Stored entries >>
* * * * *

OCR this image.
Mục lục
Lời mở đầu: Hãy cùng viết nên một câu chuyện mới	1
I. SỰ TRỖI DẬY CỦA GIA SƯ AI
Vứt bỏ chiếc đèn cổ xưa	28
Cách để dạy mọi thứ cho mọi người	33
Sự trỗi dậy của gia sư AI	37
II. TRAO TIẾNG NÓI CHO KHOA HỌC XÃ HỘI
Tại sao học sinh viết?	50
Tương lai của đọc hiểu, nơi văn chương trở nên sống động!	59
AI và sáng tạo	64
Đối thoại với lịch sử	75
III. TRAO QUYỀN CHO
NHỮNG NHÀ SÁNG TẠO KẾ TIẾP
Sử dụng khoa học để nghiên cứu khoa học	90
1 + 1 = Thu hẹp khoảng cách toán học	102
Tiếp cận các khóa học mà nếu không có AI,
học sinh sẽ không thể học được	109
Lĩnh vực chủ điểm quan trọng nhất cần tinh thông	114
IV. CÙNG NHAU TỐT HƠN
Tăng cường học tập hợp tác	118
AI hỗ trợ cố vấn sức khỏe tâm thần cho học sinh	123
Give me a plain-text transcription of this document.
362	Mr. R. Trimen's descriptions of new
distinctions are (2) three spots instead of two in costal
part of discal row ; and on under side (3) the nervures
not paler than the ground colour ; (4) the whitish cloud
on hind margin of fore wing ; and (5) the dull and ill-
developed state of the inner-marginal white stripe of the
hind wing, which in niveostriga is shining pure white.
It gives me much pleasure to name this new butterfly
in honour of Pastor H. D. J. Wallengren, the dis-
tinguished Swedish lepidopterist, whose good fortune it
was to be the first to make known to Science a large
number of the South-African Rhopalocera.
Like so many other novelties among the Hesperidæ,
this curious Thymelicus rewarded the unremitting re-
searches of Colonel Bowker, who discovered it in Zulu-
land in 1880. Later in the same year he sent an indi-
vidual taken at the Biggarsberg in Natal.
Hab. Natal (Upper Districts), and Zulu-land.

* * * * *

Exercise brief >>
Everything from the line containing "Give me a plain-text" to the end of the data above should be quoted exactly, please, both ends included, and nothing outside that span.

Response to the exercise >>
Give me a plain-text transcription of this document.
362	Mr. R. Trimen's descriptions of new
distinctions are (2) three spots instead of two in costal
part of discal row ; and on under side (3) the nervures
not paler than the ground colour ; (4) the whitish cloud
on hind margin of fore wing ; and (5) the dull and ill-
developed state of the inner-marginal white stripe of the
hind wing, which in niveostriga is shining pure white.
It gives me much pleasure to name this new butterfly
in honour of Pastor H. D. J. Wallengren, the dis-
tinguished Swedish lepidopterist, whose good fortune it
was to be the first to make known to Science a large
number of the South-African Rhopalocera.
Like so many other novelties among the Hesperidæ,
this curious Thymelicus rewarded the unremitting re-
searches of Colonel Bowker, who discovered it in Zulu-
land in 1880. Later in the same year he sent an indi-
vidual taken at the Biggarsberg in Natal.
Hab. Natal (Upper Districts), and Zulu-land.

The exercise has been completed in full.